**PROBLEM:** Scan the records for the string "social"; copy each line where it occurs.

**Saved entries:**
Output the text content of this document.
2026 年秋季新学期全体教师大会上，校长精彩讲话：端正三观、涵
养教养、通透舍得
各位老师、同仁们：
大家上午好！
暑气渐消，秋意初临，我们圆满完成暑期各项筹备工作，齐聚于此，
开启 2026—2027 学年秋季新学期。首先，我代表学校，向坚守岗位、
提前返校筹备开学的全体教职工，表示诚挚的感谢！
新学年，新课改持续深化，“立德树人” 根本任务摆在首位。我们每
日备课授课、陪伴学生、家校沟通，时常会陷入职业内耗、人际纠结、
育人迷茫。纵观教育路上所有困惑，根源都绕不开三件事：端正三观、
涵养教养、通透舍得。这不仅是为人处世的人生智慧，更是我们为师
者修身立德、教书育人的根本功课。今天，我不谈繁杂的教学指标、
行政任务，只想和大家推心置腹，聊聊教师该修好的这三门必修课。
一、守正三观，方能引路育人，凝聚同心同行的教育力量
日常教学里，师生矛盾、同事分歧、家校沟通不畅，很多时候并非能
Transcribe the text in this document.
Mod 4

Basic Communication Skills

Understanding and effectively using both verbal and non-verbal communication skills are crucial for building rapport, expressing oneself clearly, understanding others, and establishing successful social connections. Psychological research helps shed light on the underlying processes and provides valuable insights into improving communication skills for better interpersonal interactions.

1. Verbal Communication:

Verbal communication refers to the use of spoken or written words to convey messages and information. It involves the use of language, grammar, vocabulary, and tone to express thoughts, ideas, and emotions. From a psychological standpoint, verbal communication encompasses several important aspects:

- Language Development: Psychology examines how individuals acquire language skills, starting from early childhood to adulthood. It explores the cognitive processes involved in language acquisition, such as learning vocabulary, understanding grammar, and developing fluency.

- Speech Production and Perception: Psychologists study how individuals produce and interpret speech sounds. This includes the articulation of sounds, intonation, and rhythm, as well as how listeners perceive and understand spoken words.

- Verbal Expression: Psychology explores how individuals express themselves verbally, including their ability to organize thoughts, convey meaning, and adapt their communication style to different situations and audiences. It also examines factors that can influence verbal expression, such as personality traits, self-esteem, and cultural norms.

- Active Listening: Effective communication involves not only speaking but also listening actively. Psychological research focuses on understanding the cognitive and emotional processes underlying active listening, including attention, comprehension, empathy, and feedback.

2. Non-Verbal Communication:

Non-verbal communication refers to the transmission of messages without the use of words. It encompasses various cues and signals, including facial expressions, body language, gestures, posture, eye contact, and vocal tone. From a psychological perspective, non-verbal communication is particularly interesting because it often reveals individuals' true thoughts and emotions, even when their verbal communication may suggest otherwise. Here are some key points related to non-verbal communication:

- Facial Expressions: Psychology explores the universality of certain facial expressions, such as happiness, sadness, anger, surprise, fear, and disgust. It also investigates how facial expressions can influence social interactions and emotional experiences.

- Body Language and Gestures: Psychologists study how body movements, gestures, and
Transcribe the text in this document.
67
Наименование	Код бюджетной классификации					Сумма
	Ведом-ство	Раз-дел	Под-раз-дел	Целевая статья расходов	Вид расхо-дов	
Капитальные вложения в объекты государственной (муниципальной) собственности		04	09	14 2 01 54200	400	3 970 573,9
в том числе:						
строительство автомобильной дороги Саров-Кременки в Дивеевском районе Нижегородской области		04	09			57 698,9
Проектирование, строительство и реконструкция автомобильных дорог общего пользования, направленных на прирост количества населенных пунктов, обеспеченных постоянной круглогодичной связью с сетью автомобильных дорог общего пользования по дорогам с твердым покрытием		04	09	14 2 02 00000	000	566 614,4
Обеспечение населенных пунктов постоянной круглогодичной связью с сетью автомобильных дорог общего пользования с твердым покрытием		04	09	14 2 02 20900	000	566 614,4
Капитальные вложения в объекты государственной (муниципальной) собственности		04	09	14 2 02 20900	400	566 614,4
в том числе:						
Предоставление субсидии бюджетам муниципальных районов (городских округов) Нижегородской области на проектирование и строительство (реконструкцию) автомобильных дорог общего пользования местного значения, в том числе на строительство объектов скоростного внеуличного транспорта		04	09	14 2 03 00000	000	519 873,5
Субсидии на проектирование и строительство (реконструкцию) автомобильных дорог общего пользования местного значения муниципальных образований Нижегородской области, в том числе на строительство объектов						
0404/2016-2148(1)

**THE SOLUTION:**
Understanding and effectively using both verbal and non-verbal communication skills are crucial for building rapport, expressing oneself clearly, understanding others, and establishing successful social connections. Psychological research helps shed light on the underlying processes and provides valuable insights into improving communication skills for better interpersonal interactions.
- Facial Expressions: Psychology explores the universality of certain facial expressions, such as happiness, sadness, anger, surprise, fear, and disgust. It also investigates how facial expressions can influence social interactions and emotional experiences.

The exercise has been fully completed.